■ **TEXT PASSAGE**
========================================

SHREVEPORT, La. (Legal Newsline) - A federal judge in Louisiana was asked Monday to rule 1998's Tobacco Master Settlement Agreement signed by 52 states and territories unconstitutional.
One of the deal's most outspoken opponents, the Competitive Enterprise Institute, is challenging it on behalf of a small cigarette company that refused to sign into it, a tobacco shop owner and an individual smoker. CEI's complaint calls the deal "one of the most effective and destructive cartels in the history of the nation."
The MSA has an estimated worth of $246 billion over its first 25 years for the participating states and territories. More than 40 companies have signed into it and are required to make annual payments to cover the alleged harm done to the states' Medicaid programs by tobacco use.
U.S. District Judge S. Maurice Hicks heard arguments from Louisiana Attorney General Buddy Caldwell's office and the CEI concerning their respective motions for summary judgment. Caldwell's motion noted that this is the second time S&M Brands has challenged the agreement, and the first time was in Tennessee.
"The tobacco settlement was an unconstitutional, corrupt power grab by state attorneys general and trial lawyers (hired by the AGs)," said Sam Kazman, CEI's General Counsel.

========================================

■ **WHAT YOU NEED TO DO**
a) From the article on the tobacco settlement, quote the passage that begins at the words "The MSA has" and stops after the words "by tobacco use.".
b) Answer these questions using the article on the tobacco settlement:
(i) What is the estimated worth of the MSA over its first 25 years for the participating states and territories?
(ii) Which U.S. District Judge heard the arguments?
(iii) Who is CEI's General Counsel?

========================================

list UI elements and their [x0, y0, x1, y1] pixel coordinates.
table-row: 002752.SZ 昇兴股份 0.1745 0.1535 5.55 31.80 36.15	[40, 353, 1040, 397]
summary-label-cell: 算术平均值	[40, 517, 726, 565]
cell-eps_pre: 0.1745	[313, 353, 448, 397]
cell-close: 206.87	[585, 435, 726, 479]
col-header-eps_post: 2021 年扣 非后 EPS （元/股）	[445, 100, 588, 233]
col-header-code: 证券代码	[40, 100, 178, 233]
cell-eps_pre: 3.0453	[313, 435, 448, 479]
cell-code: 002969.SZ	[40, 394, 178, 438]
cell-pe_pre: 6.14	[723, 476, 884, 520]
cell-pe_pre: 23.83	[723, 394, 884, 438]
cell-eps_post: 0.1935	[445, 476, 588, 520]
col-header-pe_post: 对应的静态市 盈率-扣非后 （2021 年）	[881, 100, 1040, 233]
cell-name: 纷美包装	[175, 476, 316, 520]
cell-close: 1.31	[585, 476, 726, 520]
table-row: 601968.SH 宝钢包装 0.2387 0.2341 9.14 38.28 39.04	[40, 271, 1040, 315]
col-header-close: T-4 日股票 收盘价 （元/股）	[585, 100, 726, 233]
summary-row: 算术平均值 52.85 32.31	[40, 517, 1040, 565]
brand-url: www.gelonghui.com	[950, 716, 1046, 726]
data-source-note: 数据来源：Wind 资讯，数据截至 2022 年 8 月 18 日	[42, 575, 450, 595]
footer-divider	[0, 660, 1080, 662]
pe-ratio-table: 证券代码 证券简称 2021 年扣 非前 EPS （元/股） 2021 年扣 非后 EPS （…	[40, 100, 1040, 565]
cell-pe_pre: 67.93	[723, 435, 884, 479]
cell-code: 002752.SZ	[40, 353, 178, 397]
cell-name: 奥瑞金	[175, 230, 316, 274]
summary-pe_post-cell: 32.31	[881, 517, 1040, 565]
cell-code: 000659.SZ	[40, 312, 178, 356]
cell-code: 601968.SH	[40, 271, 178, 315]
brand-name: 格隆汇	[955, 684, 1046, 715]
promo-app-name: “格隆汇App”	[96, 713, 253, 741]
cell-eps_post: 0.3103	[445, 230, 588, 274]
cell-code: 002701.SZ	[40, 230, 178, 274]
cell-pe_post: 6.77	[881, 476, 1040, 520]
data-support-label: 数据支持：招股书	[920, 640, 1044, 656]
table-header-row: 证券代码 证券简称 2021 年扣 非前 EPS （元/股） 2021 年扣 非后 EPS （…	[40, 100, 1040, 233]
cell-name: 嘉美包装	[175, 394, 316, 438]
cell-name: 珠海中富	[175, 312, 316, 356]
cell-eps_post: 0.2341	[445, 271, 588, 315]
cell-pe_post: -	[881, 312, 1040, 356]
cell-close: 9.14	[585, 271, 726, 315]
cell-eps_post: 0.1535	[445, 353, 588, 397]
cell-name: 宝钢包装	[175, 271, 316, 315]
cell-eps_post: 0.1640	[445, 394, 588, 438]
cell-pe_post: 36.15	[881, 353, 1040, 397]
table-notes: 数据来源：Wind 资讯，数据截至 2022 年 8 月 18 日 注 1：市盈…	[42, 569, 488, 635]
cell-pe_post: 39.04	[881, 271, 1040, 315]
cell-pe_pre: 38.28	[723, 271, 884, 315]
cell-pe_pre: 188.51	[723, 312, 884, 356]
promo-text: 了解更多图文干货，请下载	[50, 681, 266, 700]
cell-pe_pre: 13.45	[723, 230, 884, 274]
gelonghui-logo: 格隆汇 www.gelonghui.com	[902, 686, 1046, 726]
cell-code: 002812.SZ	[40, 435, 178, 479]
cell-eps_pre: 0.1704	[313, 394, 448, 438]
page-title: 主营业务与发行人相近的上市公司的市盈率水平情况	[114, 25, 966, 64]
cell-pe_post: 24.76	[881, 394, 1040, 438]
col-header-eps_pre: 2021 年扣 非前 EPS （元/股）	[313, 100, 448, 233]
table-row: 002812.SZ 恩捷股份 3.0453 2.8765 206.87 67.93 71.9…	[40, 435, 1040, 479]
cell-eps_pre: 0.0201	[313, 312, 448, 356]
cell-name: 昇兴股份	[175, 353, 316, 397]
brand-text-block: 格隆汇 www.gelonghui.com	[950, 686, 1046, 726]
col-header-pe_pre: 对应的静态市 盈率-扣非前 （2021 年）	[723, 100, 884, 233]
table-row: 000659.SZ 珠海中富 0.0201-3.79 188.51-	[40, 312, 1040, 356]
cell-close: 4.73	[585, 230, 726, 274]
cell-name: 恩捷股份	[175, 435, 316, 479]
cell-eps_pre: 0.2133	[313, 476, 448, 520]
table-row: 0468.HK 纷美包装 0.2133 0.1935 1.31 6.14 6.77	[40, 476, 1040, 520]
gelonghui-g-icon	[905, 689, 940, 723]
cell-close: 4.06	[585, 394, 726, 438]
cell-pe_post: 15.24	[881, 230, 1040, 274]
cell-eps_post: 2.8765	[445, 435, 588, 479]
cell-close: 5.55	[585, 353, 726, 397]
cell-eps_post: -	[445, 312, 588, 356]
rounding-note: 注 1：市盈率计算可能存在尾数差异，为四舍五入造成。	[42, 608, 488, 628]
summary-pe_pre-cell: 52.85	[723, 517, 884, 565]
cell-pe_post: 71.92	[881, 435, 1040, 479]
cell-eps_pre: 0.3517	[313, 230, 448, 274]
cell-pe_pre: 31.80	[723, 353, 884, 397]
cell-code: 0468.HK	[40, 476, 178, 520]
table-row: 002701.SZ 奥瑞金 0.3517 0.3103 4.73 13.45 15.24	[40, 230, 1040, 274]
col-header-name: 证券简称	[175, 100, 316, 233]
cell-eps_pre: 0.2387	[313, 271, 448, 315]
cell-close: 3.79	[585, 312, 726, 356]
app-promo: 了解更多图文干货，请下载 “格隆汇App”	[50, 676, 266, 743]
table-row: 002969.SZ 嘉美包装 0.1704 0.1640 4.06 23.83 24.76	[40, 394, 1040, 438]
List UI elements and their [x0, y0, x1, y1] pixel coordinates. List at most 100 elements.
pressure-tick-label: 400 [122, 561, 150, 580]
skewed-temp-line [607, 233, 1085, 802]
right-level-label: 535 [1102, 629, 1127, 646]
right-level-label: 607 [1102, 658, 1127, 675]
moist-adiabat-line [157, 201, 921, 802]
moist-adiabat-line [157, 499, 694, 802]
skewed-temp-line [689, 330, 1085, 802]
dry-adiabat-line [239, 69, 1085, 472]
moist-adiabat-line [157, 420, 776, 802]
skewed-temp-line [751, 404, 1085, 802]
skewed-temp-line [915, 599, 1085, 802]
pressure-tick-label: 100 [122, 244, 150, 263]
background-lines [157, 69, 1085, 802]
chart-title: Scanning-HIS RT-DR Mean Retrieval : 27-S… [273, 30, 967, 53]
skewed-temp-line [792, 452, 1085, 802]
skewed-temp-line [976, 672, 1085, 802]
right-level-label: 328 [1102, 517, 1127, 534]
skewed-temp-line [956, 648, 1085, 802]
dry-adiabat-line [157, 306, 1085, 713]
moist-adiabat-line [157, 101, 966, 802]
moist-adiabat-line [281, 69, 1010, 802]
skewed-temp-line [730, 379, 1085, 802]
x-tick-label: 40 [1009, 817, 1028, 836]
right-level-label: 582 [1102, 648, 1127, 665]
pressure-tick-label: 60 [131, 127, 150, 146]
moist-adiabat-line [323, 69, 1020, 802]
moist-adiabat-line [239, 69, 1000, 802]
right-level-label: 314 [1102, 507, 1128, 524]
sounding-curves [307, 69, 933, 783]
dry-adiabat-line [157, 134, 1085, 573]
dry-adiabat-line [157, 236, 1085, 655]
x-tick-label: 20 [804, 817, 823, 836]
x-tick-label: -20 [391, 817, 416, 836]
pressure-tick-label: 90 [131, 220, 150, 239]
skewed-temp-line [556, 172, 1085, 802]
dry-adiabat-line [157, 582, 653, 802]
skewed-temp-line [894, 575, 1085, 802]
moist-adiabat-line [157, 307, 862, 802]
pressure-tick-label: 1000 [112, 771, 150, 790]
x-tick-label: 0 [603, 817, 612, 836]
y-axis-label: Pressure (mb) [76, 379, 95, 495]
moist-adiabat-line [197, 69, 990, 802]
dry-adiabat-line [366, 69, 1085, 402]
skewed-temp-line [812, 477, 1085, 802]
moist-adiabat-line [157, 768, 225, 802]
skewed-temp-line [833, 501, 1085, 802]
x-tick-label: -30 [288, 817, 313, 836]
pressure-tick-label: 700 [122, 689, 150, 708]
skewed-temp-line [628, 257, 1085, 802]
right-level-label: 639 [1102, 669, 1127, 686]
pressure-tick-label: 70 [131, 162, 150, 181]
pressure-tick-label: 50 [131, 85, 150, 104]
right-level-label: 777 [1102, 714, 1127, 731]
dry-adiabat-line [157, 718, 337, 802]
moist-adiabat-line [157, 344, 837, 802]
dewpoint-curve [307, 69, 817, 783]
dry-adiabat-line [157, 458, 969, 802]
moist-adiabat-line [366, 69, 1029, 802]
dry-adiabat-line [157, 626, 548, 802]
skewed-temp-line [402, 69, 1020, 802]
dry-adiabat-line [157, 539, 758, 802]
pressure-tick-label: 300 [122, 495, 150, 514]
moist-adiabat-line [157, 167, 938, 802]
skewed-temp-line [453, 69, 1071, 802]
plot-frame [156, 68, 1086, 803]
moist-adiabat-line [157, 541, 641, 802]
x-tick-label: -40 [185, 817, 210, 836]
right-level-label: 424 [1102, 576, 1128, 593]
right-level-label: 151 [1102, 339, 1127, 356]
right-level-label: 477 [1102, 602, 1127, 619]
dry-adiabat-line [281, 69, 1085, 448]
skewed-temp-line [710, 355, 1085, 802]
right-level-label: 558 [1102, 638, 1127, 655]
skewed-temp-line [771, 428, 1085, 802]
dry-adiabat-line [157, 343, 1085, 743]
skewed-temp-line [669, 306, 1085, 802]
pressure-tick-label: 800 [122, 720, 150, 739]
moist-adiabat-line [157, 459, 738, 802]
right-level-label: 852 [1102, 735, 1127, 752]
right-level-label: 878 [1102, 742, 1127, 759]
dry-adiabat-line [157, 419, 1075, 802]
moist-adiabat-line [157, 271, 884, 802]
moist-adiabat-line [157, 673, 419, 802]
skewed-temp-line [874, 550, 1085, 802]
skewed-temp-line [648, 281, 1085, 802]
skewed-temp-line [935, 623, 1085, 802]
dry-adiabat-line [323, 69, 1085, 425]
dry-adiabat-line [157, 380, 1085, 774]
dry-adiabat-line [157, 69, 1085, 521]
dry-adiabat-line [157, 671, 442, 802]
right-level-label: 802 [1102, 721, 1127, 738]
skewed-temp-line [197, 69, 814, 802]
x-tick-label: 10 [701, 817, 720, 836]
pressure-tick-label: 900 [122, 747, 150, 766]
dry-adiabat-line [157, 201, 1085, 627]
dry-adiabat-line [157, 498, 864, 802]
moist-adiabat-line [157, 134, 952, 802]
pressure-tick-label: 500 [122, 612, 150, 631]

========================================

■ **ANSWERS TO THE PROBLEMS**
a)
The MSA has an estimated worth of $246 billion over its first 25 years for the participating states and territories. More than 40 companies have signed into it and are required to make annual payments to cover the alleged harm done to the states' Medicaid programs by tobacco use.

b)
(i) $246 billion
(ii) S. Maurice Hicks
(iii) Sam Kazman